• [PROBLEM DETAILS]: Below are the records; collect from them each line containing the string "ὁλικὴ".

[Part of a data file]
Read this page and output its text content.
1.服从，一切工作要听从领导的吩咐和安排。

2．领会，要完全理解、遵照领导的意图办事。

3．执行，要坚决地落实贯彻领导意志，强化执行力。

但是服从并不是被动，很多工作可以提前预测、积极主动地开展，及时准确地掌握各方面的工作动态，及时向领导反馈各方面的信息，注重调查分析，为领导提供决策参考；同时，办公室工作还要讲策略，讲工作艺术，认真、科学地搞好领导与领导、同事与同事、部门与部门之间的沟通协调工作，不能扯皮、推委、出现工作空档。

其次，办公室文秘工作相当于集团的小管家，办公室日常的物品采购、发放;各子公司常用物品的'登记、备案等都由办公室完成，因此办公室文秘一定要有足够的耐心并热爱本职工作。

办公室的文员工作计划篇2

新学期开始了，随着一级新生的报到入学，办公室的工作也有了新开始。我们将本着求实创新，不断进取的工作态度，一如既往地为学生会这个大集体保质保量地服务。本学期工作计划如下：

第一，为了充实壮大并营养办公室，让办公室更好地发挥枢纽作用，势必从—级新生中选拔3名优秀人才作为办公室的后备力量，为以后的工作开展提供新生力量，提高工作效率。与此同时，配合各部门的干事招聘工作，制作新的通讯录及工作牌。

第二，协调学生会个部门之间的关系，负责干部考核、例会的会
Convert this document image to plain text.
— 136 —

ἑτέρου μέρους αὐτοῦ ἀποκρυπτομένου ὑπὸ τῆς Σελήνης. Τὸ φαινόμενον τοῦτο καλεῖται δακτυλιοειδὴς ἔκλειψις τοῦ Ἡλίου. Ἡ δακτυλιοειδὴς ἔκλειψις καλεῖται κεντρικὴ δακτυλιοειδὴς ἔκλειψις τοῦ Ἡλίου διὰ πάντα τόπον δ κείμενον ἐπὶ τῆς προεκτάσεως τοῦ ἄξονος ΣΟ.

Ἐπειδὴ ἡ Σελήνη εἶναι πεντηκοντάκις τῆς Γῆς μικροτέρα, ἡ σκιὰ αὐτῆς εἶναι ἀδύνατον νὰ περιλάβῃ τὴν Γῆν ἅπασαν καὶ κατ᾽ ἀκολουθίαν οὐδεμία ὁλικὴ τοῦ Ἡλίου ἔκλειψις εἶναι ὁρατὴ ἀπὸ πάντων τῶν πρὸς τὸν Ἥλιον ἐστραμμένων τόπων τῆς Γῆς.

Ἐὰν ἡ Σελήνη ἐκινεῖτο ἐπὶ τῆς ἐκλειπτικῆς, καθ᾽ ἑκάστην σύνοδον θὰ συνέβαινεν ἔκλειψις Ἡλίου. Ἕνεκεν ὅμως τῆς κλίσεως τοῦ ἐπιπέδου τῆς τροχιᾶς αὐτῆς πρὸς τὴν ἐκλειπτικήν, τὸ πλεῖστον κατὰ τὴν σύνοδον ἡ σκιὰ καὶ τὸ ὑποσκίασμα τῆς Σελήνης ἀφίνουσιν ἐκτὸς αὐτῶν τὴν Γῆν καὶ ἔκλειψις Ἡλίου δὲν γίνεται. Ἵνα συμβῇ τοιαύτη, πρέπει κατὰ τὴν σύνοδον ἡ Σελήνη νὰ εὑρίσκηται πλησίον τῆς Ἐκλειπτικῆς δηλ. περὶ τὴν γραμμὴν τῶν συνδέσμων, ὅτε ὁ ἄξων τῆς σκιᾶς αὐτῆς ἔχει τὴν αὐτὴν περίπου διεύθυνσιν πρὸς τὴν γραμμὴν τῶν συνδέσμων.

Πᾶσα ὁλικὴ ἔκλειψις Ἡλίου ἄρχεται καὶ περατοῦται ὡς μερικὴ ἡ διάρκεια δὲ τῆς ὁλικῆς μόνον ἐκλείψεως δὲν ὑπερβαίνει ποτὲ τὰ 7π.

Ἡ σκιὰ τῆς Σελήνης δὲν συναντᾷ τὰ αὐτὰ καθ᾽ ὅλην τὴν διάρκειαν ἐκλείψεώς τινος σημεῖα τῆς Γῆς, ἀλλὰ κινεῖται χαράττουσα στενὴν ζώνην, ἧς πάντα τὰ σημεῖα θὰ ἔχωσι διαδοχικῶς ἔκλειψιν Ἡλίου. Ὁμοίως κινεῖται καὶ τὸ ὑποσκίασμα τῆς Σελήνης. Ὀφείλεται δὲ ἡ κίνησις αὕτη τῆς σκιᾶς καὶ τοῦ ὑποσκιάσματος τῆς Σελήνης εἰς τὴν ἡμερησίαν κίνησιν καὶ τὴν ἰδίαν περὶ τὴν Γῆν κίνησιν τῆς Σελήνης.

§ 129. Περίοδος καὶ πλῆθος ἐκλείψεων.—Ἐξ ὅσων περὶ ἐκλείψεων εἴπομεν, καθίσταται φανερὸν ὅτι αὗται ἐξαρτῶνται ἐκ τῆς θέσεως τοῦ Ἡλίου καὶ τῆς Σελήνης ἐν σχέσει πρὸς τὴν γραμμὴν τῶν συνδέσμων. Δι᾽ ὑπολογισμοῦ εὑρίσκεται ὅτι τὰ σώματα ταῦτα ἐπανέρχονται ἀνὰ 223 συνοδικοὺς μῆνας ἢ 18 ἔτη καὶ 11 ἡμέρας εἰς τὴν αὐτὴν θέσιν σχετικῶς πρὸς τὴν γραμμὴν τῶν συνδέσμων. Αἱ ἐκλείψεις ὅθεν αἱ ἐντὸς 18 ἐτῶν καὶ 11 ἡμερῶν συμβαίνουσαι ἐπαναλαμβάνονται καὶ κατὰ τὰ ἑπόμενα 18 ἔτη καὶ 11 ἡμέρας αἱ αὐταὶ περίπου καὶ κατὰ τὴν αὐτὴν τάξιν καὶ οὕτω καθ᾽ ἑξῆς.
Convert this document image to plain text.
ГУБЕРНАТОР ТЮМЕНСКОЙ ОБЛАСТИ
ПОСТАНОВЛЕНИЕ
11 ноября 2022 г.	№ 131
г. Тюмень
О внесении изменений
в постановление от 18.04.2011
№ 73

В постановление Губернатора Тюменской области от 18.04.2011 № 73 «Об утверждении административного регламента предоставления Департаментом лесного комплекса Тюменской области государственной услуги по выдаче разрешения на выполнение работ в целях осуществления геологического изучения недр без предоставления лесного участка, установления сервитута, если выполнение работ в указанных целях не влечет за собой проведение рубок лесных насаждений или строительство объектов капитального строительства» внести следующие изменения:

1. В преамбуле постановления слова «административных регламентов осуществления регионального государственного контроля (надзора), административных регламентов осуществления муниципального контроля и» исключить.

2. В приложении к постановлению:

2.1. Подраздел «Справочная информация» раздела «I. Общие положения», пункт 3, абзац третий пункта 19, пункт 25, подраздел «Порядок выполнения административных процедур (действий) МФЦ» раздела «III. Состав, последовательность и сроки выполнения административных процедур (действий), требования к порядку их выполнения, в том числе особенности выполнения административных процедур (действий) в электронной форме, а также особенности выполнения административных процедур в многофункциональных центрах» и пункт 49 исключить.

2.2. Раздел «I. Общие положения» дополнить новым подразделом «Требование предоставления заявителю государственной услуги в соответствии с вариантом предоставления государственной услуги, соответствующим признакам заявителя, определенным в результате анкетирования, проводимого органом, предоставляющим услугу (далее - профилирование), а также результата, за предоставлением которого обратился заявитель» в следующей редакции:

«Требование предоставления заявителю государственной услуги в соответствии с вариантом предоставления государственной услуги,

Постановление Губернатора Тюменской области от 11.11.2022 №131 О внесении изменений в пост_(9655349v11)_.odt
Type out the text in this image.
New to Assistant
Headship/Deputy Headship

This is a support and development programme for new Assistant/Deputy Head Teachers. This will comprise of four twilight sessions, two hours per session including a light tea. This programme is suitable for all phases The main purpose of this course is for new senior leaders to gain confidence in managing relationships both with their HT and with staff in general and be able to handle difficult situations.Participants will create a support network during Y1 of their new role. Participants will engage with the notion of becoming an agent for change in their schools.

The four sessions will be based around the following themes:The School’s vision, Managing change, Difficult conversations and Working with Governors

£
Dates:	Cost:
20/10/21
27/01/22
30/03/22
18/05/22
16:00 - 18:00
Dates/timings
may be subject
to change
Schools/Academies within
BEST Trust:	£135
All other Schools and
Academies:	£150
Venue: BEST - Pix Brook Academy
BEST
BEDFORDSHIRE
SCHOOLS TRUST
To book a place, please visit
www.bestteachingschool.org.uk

• [PROBLEM SOLUTION]:
Ἐπειδὴ ἡ Σελήνη εἶναι πεντηκοντάκις τῆς Γῆς μικροτέρα, ἡ σκιὰ αὐτῆς εἶναι ἀδύνατον νὰ περιλάβῃ τὴν Γῆν ἅπασαν καὶ κατ᾽ ἀκολουθίαν οὐδεμία ὁλικὴ τοῦ Ἡλίου ἔκλειψις εἶναι ὁρατὴ ἀπὸ πάντων τῶν πρὸς τὸν Ἥλιον ἐστραμμένων τόπων τῆς Γῆς.
Πᾶσα ὁλικὴ ἔκλειψις Ἡλίου ἄρχεται καὶ περατοῦται ὡς μερικὴ ἡ διάρκεια δὲ τῆς ὁλικῆς μόνον ἐκλείψεως δὲν ὑπερβαίνει ποτὲ τὰ 7π.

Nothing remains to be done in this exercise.